Page extract:
--------------------------------

Lagos — The recent Ukraine crisis has hugely dented the gas supply security of Italy, according to GlobalData, which notes that 40% of Italy’s gas imports are from Russia*. The leading data and analytics company highlights that, while it will help prevent a power crisis, turning to Qatar is a very short-term solution, and the government will need to act fast to build renewable generation and modernize its grids to meet rising demand.
According to GlobalData’s report, ‘Italy Power Market Size and Trends by Installed Capacity, Generation, Transmission, Distribution, and Technology, 2022-2035’, imports account for more than 90% of Italy’s gas needs in 2021, sourcing largely from Southern Europe and Russia via pipeline across Ukraine.
Attaurrahman Ojindaram Saibasan, Power Analyst at GlobalData, says: “While Italy currently generates 47.4% of its energy from thermal power (coal, gas, and oil), it does not possess substantial domestic fossil fuel reserves, and heavily depends on imports. In fact, Italy imports the second largest amount of gas in Europe, after Germany. Avoiding dependence on other countries is high on Italy’s list of ‘to-do’s, with the main focus being on replacing thermal with solar.”
GlobalData estimates that Italy’s attempts to shed its gas will be a struggle, post an initial push in 2022. The country is expected to reduce its gas-based thermal generation percentage from 55.5% in 2021 to 49.5% in 2022, but then it sticks around the 51.7% mark to 2027.

--------------------------------

Source information:
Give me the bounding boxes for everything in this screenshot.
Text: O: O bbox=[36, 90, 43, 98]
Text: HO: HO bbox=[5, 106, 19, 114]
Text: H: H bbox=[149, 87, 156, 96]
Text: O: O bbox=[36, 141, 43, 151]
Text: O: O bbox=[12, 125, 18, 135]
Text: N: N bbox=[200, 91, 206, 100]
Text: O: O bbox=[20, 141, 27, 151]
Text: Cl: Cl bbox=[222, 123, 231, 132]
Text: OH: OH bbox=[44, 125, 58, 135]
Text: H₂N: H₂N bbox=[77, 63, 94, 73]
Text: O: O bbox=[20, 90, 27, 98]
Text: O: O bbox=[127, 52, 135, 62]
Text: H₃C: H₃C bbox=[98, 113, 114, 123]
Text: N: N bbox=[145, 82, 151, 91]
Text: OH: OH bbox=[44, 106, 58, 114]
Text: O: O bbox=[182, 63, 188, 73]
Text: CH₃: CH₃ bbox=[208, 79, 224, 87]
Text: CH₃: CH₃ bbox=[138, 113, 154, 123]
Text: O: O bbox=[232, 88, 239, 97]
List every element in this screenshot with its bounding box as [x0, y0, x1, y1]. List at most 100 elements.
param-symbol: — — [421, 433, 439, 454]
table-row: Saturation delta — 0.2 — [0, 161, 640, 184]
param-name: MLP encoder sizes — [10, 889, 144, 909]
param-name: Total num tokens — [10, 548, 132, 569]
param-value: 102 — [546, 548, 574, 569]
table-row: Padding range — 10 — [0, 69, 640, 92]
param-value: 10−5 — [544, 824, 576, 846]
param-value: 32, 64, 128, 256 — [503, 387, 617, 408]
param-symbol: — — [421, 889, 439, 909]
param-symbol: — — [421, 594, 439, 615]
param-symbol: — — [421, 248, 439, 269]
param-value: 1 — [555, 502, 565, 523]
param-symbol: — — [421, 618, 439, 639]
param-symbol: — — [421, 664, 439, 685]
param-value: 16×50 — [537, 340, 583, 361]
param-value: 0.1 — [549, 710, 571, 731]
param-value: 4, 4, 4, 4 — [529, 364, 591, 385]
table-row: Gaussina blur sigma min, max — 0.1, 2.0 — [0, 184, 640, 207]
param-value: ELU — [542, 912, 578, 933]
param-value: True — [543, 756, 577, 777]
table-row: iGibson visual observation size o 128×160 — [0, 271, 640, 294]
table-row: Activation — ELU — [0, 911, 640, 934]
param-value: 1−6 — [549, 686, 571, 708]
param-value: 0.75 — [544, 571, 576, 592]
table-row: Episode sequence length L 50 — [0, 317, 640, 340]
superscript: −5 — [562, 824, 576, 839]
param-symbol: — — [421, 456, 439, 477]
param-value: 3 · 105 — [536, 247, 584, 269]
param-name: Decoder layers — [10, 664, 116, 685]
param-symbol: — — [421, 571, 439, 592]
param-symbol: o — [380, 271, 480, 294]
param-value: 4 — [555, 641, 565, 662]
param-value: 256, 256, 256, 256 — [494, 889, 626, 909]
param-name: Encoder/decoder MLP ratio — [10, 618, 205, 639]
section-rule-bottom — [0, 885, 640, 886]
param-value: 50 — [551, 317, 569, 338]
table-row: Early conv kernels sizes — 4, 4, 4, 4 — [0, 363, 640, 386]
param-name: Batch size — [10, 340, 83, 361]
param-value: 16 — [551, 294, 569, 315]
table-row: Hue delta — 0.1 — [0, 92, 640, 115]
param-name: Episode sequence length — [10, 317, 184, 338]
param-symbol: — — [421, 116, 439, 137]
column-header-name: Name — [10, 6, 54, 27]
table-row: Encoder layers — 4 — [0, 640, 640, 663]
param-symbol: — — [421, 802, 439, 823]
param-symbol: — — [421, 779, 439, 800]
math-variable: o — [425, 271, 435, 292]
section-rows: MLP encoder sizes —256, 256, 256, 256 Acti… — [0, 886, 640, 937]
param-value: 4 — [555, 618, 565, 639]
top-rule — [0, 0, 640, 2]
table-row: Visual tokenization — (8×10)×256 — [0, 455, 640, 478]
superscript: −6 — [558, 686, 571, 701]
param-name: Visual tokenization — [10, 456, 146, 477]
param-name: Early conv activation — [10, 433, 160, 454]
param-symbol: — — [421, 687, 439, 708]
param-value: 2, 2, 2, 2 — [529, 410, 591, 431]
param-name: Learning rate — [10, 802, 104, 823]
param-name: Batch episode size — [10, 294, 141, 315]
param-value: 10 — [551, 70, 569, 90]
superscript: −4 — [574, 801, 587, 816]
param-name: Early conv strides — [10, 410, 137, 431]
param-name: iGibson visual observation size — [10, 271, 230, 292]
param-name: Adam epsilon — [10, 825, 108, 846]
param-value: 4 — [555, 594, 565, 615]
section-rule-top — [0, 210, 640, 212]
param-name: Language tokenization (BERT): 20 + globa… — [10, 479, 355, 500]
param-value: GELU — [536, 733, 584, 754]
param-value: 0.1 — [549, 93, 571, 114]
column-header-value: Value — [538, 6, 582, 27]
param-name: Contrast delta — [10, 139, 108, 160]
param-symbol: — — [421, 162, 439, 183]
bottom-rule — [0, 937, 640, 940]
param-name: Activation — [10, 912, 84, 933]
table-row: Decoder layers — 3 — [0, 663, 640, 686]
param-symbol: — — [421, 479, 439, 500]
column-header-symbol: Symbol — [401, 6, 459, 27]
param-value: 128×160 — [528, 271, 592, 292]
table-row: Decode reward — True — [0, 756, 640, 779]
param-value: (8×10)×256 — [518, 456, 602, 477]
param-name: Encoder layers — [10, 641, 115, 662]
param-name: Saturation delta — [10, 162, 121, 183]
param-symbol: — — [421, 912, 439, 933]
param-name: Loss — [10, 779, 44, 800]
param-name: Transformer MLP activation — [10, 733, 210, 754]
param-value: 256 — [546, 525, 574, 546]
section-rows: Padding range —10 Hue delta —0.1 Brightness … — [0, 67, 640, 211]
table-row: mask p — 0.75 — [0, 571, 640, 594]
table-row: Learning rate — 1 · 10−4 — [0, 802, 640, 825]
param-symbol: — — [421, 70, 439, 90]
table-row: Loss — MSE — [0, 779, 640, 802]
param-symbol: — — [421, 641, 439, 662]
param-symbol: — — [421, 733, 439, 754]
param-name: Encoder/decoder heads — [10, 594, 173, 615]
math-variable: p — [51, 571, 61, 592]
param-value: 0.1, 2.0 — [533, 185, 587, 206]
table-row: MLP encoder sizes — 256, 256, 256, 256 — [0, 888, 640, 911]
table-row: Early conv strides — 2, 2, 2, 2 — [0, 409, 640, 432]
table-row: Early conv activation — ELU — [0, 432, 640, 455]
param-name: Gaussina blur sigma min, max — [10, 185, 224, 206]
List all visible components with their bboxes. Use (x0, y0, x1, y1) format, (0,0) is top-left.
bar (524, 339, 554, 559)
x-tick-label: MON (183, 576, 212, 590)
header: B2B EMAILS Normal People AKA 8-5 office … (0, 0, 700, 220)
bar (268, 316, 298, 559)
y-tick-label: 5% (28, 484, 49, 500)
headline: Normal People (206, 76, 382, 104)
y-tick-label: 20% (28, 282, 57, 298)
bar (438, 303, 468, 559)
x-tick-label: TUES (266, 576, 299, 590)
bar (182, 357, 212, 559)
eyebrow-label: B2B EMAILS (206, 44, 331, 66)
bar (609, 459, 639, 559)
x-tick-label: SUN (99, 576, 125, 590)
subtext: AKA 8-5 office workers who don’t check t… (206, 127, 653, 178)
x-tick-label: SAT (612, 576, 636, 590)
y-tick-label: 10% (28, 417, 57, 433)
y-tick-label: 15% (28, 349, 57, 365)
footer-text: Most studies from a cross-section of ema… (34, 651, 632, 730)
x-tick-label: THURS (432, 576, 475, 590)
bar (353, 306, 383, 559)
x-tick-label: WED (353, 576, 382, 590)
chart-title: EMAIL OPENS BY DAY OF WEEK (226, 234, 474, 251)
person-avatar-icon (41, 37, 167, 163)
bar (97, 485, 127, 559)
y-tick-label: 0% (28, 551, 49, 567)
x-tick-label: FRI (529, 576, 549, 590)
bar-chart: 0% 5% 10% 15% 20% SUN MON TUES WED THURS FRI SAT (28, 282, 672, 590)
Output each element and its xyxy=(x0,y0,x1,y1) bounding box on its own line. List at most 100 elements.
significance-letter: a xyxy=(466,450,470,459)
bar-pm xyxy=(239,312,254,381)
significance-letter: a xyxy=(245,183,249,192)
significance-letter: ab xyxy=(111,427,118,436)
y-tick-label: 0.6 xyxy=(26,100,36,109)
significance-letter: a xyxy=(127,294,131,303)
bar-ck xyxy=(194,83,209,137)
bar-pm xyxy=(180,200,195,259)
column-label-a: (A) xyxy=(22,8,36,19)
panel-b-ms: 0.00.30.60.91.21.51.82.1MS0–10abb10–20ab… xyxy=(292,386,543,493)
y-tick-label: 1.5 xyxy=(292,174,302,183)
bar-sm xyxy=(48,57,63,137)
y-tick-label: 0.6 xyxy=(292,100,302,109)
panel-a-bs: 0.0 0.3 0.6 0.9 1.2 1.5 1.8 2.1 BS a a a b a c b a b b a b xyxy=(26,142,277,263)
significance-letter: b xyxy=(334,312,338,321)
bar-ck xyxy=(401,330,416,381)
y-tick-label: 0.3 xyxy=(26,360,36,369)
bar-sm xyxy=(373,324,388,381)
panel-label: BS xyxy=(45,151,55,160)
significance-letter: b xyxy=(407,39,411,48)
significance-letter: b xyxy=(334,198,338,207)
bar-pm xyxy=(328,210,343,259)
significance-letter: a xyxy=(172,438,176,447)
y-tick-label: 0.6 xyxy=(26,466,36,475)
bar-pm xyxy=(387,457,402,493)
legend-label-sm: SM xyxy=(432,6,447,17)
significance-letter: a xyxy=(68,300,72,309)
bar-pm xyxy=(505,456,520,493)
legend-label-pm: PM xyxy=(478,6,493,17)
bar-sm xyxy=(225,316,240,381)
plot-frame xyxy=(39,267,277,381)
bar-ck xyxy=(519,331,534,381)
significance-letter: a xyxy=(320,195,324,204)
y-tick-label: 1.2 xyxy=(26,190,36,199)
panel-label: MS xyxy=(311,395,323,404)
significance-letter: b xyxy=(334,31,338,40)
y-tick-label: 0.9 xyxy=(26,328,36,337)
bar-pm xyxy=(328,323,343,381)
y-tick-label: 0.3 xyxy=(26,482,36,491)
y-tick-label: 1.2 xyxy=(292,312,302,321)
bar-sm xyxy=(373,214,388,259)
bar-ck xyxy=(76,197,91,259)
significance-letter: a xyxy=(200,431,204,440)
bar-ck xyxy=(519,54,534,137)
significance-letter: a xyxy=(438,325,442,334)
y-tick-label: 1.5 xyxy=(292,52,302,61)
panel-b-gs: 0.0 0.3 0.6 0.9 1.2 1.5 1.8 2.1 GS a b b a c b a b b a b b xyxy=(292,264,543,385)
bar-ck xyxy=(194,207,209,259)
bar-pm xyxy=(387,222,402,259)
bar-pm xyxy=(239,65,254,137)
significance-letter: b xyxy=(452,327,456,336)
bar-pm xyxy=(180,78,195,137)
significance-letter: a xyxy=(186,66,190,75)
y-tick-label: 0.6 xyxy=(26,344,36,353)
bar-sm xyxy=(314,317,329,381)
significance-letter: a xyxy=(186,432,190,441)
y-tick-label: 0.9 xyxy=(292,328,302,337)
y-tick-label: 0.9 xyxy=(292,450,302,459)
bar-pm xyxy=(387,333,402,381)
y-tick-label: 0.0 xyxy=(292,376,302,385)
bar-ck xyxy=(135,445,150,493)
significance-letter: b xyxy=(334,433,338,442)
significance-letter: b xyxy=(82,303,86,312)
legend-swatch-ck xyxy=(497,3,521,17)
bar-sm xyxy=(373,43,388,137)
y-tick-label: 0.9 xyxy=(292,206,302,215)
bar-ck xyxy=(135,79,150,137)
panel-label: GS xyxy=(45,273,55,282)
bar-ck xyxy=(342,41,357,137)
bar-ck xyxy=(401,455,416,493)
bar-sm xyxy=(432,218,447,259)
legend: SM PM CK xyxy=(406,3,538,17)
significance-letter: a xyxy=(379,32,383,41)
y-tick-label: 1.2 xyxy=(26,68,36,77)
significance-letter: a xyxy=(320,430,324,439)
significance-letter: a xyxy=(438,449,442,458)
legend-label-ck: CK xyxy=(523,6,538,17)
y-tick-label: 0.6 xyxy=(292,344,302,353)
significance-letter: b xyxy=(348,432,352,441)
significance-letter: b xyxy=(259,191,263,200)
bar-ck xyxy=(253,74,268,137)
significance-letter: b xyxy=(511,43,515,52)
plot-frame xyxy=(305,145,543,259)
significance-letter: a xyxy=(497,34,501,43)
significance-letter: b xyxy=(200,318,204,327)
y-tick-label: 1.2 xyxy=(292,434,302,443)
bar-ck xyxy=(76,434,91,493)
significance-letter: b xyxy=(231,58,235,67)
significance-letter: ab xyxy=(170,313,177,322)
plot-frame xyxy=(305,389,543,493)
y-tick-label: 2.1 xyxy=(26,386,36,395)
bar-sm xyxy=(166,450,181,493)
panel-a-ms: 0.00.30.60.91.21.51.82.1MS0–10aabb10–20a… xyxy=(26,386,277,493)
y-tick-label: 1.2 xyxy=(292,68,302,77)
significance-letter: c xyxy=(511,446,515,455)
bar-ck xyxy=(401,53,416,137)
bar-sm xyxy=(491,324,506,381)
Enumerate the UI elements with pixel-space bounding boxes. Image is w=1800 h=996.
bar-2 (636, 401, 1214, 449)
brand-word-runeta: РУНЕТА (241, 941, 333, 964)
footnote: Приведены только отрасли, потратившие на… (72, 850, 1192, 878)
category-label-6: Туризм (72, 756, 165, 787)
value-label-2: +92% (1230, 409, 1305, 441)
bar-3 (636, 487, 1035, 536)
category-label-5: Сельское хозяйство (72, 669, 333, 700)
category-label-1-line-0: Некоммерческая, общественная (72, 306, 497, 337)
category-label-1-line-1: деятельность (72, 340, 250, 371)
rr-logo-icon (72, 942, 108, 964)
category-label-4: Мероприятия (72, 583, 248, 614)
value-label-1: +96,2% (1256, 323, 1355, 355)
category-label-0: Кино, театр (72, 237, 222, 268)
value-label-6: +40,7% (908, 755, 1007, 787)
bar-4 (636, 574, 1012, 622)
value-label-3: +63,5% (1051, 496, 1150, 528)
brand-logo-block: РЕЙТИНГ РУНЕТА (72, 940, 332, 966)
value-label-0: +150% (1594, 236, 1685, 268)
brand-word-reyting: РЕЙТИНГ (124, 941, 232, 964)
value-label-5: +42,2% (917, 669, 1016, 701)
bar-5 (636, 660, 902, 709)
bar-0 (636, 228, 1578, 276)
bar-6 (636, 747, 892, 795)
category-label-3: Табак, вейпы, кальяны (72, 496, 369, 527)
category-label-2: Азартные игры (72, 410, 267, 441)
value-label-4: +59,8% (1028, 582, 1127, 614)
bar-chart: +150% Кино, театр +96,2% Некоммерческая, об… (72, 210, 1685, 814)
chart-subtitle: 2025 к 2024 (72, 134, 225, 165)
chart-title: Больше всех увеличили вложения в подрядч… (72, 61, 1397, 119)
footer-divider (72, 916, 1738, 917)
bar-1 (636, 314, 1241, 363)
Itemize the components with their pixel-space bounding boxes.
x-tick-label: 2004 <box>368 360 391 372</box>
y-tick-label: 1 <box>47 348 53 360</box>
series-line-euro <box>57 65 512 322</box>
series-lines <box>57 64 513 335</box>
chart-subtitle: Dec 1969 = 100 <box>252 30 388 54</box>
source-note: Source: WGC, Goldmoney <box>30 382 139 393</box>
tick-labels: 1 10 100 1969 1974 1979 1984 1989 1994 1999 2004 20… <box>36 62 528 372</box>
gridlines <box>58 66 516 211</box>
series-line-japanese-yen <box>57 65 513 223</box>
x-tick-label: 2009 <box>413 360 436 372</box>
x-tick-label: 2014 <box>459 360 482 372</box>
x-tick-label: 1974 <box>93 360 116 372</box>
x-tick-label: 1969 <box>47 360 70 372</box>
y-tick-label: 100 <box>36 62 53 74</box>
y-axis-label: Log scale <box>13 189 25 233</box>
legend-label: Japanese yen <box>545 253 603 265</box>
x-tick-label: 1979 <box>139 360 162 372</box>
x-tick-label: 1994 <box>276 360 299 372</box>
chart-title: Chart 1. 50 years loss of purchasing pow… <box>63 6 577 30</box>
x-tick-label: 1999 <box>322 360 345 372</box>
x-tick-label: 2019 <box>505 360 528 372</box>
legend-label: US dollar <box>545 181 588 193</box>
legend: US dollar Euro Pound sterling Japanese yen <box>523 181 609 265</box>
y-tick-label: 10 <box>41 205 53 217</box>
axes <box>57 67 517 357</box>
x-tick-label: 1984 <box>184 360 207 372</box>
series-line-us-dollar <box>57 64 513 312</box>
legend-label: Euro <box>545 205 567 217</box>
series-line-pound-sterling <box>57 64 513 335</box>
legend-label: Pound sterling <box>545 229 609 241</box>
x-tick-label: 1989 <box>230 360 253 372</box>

--------------------------------

List of tasks:
1) Name every country mentioned in the piece above about Italy's gas supply.
2) Translate this sentence from the article on Italy's gas supply into Spanish: "In fact, Italy imports the second largest amount of gas in Europe, after Germany."

Results of the tasks:
1) Italy, Ukraine, Russia, Qatar, Germany

2) De hecho, Italia importa la segunda mayor cantidad de gas de Europa, después de Alemania.